# IEMS5780 - Assignment 1

> 1155130306 Junru Zhong 鍾鈞儒
>
> Last modified Oct 13, 2019

In [4]:
# Imports
import glob
import pandas as pd

from sklearn.model_selection import train_test_split
from sklearn.naive_bayes import MultinomialNB
from sklearn.linear_model import LogisticRegression
from sklearn.feature_extraction.text import CountVectorizer, TfidfVectorizer
from sklearn.pipeline import Pipeline
from sklearn.metrics import classification_report

## 1. Data Preparation

The following function is used to do the combining and spliting work. It returns a tuple of pandas dataframes, which corresponding to training and test set.

Because I am working on a Windows machine, the paths were written in black slashes '\'. If you are using a Unix machine, please modify them to the slashes '/'.

In [2]:
def combine(dataset_path, is_shuffle=False, save_path=None):
    """Combine the train and test dataset.
    :param: dataset_path: str
    :param: is_shuffle: boolean
    :param: save_path: str, None for don't save
    :return: (training_dataframe, test_dataframe): tuple
    """
    print('Date pre-processing...')
    data = []
    # Open files in positive comments.

◆ Exercise task 1
Transcribe the lines in the entries from the one containing "cancel-button[interactable]: Cancel: [723, 222, 792, 254]" through the one containing "dialog-message: To authenticate", keeping both of those lines.

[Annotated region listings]
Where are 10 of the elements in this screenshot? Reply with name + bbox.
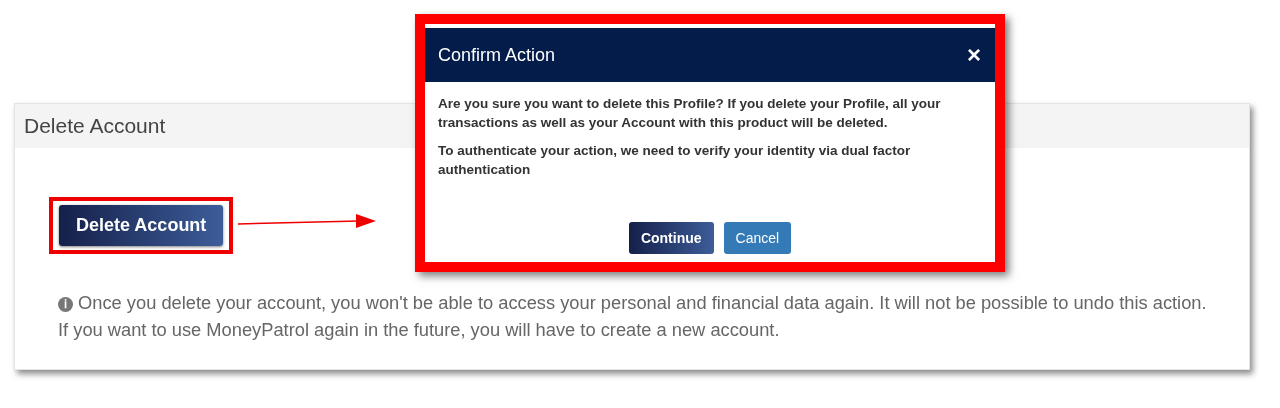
cancel-button[interactable]: Cancel: [723, 222, 792, 254]
close-button[interactable]: ×: [963, 43, 985, 67]
dialog-message: To authenticate your action, we need to verify your identity via dual factor authentication: [438, 142, 912, 179]
info-text: ℹ Once you delete your account, you won't be able to access your personal and financial data again. It will not be possible to undo this action. If you want to use MoneyPatrol again in the future, you will have to create a new account.: [58, 291, 1208, 342]
continue-button[interactable]: Continue: [628, 222, 714, 254]
info-icon: ℹ: [58, 297, 73, 312]
delete-account-button[interactable]: Delete Account: [59, 205, 224, 246]
dialog-message: Are you sure you want to delete this Profile? If you delete your Profile, all your transactions as well as your Account with this product will be deleted.: [438, 95, 942, 132]
dialog-title: Confirm Action: [438, 44, 556, 66]
card-title: Delete Account: [24, 114, 166, 138]
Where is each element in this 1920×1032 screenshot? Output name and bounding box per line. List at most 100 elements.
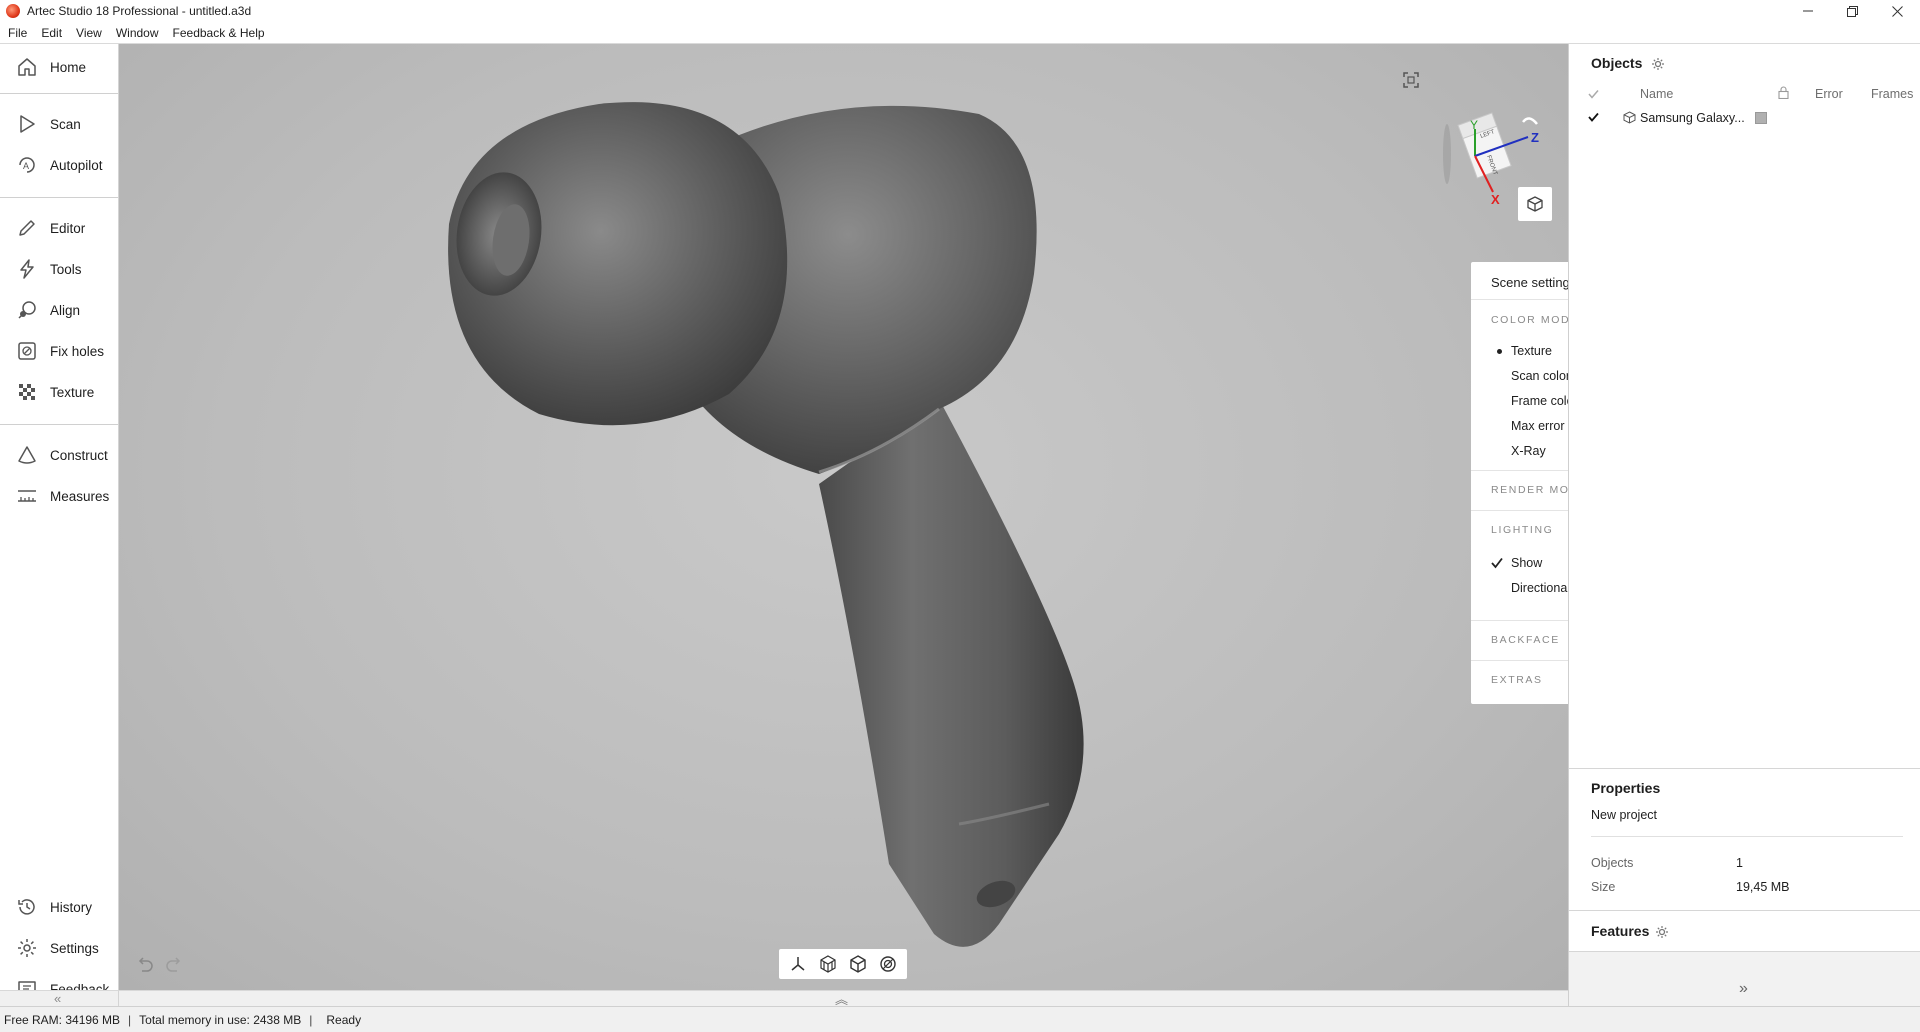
orientation-gizmo[interactable]: LEFT FRONT Y Z X [1419, 84, 1549, 204]
section-backface[interactable]: BACKFACE [1471, 620, 1568, 660]
menu-bar: File Edit View Window Feedback & Help [0, 22, 1920, 44]
scene-settings-button[interactable] [1518, 187, 1552, 221]
axis-x-label: X [1491, 192, 1500, 204]
bottom-panel-toggle[interactable]: ︽ [119, 990, 1568, 1007]
option-frame-color[interactable]: Frame color [1511, 394, 1568, 408]
pencil-icon [14, 215, 40, 241]
object-name[interactable]: Samsung Galaxy... [1640, 111, 1745, 125]
expand-right-icon[interactable]: » [1739, 980, 1748, 998]
property-key: Size [1591, 880, 1616, 894]
status-separator: | [128, 1012, 132, 1027]
lock-icon[interactable] [1778, 86, 1789, 99]
section-extras[interactable]: EXTRAS [1471, 660, 1568, 700]
free-ram-status: Free RAM: 34196 MB [4, 1012, 121, 1027]
option-max-error[interactable]: Max error [1511, 419, 1564, 433]
selected-bullet-icon [1497, 349, 1502, 354]
texture-view-icon[interactable] [878, 954, 898, 974]
option-x-ray[interactable]: X-Ray [1511, 444, 1546, 458]
option-show-lighting[interactable]: Show [1511, 556, 1542, 570]
rotate-arrow-icon[interactable] [1522, 117, 1538, 125]
property-key: Objects [1591, 856, 1634, 870]
app-logo-icon [6, 4, 20, 18]
sidebar-item-label: Editor [50, 220, 86, 236]
solid-cube-icon[interactable] [848, 954, 868, 974]
history-icon [14, 894, 40, 920]
objects-title: Objects [1591, 55, 1643, 71]
sidebar-item-label: Fix holes [50, 343, 105, 359]
option-scan-color[interactable]: Scan color [1511, 369, 1568, 383]
menu-edit[interactable]: Edit [41, 26, 62, 40]
column-error[interactable]: Error [1815, 87, 1843, 101]
lightning-icon [14, 256, 40, 282]
section-render-mode[interactable]: RENDER MODE [1471, 470, 1568, 510]
option-directional[interactable]: Directional [1511, 581, 1568, 595]
property-value: 19,45 MB [1736, 880, 1790, 894]
sidebar-item-home[interactable]: Home [0, 48, 118, 86]
column-name[interactable]: Name [1640, 87, 1673, 101]
close-icon[interactable] [1875, 0, 1920, 22]
properties-subtitle: New project [1591, 808, 1657, 822]
collapse-sidebar-icon[interactable]: « [54, 991, 61, 1006]
sidebar-item-autopilot[interactable]: A Autopilot [0, 146, 118, 184]
3d-viewport[interactable]: LEFT FRONT Y Z X Scene settings COLOR MO… [119, 44, 1568, 990]
panel-divider [1569, 768, 1920, 769]
section-color-mode[interactable]: COLOR MODE [1471, 300, 1568, 340]
sidebar-item-label: Construct [50, 447, 108, 463]
cone-icon [14, 442, 40, 468]
option-texture[interactable]: Texture [1511, 344, 1552, 358]
restore-icon[interactable] [1830, 0, 1875, 22]
minimize-icon[interactable] [1785, 0, 1830, 22]
redo-icon[interactable] [164, 955, 184, 975]
play-icon [14, 111, 40, 137]
features-title: Features [1591, 923, 1650, 939]
sidebar-divider [0, 424, 118, 425]
sidebar-item-label: Scan [50, 116, 81, 132]
sidebar-item-settings[interactable]: Settings [0, 929, 118, 967]
sidebar-divider [0, 93, 118, 94]
sidebar-collapse-bar[interactable]: « [0, 990, 119, 1006]
section-lighting[interactable]: LIGHTING [1471, 510, 1568, 550]
sidebar-item-tools[interactable]: Tools [0, 250, 118, 288]
sidebar-item-editor[interactable]: Editor [0, 209, 118, 247]
scanned-earbud-model[interactable] [119, 44, 1568, 990]
sidebar: Home Scan A Autopilot Editor Tools Align [0, 44, 119, 1006]
panel-divider [1569, 910, 1920, 911]
cube-icon [1527, 196, 1543, 212]
window-title: Artec Studio 18 Professional - untitled.… [27, 4, 252, 18]
sidebar-item-construct[interactable]: Construct [0, 436, 118, 474]
features-settings-gear-icon[interactable] [1655, 925, 1669, 939]
sidebar-item-label: Settings [50, 940, 99, 956]
home-icon [14, 54, 40, 80]
objects-settings-gear-icon[interactable] [1651, 57, 1665, 71]
sidebar-item-scan[interactable]: Scan [0, 105, 118, 143]
visible-check-icon[interactable] [1588, 112, 1599, 122]
panel-divider [1591, 836, 1903, 837]
wireframe-cube-icon[interactable] [818, 954, 838, 974]
sidebar-item-label: History [50, 899, 93, 915]
sidebar-item-label: Measures [50, 488, 110, 504]
sidebar-item-label: Autopilot [50, 157, 103, 173]
sidebar-item-texture[interactable]: Texture [0, 373, 118, 411]
autopilot-icon: A [14, 152, 40, 178]
undo-icon[interactable] [135, 955, 155, 975]
sidebar-item-fix-holes[interactable]: Fix holes [0, 332, 118, 370]
menu-file[interactable]: File [8, 26, 27, 40]
object-color-swatch[interactable] [1755, 112, 1767, 124]
sidebar-item-history[interactable]: History [0, 888, 118, 926]
sidebar-item-measures[interactable]: Measures [0, 477, 118, 515]
table-row[interactable]: Samsung Galaxy... [1569, 106, 1920, 130]
checkerboard-icon [14, 379, 40, 405]
column-frames[interactable]: Frames [1871, 87, 1913, 101]
properties-title: Properties [1591, 780, 1661, 796]
sidebar-item-align[interactable]: Align [0, 291, 118, 329]
axes-icon[interactable] [788, 954, 808, 974]
features-area: » [1569, 952, 1920, 1006]
menu-window[interactable]: Window [116, 26, 159, 40]
status-separator: | [309, 1012, 313, 1027]
axis-z-label: Z [1531, 130, 1539, 145]
visibility-column-check-icon[interactable] [1588, 89, 1599, 99]
svg-text:A: A [23, 161, 29, 171]
sidebar-divider [0, 197, 118, 198]
menu-feedback-help[interactable]: Feedback & Help [173, 26, 265, 40]
menu-view[interactable]: View [76, 26, 102, 40]
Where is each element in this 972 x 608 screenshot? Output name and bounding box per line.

◆ Exercise task 2
List every name that the assignment text imports from sklearn.

◆ Full solution 1
cancel-button[interactable]: Cancel: [723, 222, 792, 254]
close-button[interactable]: ×: [963, 43, 985, 67]
dialog-message: To authenticate your action, we need to verify your identity via dual factor authentication: [438, 142, 912, 179]

◆ Full solution 2
train_test_split
MultinomialNB
LogisticRegression
CountVectorizer
TfidfVectorizer
Pipeline
classification_report